Problem to solve: Of the lines in this listing, how many contain the word "hiện"? Give the number and nothing else.

-- start Data for the task --

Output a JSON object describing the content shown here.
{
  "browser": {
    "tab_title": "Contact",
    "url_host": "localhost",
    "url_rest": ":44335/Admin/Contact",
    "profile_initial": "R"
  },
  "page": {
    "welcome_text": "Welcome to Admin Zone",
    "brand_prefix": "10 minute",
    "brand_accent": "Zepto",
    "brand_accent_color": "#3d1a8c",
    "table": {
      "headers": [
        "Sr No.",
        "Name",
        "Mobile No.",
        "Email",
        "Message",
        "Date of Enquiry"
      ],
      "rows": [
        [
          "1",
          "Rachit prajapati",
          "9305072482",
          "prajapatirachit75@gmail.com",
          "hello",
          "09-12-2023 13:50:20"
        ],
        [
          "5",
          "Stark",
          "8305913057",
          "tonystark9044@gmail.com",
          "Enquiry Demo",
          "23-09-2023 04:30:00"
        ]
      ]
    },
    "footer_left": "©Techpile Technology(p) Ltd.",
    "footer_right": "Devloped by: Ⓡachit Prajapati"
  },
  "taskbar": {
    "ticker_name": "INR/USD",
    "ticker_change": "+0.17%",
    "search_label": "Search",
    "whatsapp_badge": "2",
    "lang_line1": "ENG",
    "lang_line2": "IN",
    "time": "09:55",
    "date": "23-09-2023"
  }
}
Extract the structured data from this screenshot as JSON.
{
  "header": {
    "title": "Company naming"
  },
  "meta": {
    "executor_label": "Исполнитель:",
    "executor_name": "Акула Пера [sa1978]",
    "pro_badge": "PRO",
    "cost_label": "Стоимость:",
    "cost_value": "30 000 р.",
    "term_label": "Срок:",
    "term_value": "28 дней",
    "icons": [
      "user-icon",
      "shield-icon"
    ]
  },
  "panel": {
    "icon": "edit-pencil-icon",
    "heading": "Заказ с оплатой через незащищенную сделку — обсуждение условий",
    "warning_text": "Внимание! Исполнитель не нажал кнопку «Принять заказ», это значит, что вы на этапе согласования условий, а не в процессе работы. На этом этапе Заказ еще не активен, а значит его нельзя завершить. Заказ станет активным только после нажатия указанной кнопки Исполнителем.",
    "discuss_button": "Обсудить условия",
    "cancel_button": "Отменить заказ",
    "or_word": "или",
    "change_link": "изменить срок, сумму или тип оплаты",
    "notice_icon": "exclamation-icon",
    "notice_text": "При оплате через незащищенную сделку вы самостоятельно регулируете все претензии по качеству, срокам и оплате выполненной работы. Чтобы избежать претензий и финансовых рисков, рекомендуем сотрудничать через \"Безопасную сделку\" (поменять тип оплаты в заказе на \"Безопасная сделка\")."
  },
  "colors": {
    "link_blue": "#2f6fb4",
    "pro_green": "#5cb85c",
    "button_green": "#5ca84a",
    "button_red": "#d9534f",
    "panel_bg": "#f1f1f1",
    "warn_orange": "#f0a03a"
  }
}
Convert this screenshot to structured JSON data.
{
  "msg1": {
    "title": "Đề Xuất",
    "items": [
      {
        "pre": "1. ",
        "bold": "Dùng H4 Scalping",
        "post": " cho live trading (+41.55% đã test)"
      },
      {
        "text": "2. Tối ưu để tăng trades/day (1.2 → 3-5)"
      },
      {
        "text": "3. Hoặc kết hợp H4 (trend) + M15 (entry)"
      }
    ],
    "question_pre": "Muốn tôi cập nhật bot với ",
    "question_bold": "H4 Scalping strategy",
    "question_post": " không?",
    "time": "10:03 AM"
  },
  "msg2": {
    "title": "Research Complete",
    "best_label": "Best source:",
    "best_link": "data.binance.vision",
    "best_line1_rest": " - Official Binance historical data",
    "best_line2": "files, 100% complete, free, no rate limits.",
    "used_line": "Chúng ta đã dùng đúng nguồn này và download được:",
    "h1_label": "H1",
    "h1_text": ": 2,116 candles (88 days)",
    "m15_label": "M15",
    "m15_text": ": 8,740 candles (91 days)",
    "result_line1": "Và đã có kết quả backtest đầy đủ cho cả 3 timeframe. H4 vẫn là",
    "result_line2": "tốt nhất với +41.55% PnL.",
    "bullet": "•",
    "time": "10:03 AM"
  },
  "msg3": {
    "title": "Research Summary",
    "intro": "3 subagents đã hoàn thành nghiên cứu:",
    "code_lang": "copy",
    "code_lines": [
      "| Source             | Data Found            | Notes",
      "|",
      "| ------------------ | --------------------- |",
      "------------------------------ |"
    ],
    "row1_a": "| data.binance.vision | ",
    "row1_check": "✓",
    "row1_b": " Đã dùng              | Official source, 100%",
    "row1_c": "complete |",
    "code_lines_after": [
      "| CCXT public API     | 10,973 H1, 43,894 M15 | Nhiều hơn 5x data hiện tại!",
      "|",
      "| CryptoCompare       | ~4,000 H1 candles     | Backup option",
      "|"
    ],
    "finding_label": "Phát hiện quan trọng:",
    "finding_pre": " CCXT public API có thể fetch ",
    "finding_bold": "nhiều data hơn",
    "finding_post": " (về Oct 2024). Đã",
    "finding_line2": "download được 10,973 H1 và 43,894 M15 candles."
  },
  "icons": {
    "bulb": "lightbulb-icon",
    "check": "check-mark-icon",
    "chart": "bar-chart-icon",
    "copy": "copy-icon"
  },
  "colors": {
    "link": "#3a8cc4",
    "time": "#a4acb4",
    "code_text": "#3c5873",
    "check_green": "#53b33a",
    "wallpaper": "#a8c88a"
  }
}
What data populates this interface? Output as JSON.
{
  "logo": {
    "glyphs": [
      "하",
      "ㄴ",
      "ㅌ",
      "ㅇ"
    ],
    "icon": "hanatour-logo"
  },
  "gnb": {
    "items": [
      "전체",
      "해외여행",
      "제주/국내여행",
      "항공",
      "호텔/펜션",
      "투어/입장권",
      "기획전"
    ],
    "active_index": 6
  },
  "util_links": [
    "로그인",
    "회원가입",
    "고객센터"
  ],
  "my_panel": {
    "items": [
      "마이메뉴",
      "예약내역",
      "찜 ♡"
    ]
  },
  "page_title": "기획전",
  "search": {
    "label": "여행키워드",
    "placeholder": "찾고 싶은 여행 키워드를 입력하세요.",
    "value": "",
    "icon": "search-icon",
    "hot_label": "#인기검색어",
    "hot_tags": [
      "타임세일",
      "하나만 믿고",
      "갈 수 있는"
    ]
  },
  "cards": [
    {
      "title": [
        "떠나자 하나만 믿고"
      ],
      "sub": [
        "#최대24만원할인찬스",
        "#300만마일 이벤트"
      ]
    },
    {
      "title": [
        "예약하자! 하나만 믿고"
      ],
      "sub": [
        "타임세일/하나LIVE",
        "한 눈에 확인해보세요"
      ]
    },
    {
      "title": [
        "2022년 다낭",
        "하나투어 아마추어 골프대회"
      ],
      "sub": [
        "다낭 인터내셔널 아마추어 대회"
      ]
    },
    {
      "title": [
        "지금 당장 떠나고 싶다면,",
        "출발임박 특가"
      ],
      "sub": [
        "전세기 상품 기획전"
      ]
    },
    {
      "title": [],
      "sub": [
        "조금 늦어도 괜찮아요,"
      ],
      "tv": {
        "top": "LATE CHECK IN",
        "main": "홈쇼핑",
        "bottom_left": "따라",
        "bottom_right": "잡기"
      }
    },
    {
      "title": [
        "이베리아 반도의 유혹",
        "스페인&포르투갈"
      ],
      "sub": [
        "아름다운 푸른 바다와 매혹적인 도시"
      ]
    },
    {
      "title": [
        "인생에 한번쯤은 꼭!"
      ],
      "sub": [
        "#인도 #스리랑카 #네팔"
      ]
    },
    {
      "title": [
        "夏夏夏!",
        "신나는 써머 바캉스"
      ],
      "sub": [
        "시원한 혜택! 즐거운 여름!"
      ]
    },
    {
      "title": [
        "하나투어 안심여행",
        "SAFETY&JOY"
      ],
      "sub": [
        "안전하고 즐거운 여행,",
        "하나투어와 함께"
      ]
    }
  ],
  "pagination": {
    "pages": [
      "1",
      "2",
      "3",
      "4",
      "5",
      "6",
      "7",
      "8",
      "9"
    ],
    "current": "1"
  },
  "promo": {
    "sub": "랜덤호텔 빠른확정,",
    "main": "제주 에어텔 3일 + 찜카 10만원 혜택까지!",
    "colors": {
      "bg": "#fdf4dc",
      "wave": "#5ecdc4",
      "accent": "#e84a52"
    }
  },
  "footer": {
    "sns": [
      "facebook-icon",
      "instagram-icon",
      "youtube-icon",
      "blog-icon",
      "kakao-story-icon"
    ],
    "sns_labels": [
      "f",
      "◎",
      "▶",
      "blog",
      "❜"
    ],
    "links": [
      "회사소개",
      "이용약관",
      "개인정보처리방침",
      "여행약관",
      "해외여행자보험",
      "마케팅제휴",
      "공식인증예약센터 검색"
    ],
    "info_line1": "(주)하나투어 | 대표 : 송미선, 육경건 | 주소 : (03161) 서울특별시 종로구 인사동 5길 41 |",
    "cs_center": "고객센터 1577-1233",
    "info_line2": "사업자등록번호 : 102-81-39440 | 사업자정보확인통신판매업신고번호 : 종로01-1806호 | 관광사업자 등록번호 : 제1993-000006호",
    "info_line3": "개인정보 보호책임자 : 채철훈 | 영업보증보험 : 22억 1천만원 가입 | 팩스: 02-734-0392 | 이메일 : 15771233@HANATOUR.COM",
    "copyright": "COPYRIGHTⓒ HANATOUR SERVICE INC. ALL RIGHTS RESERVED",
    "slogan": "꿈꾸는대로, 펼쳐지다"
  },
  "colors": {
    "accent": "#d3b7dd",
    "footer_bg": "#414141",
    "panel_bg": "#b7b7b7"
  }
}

-- end Data for the task --

Response to this task: 2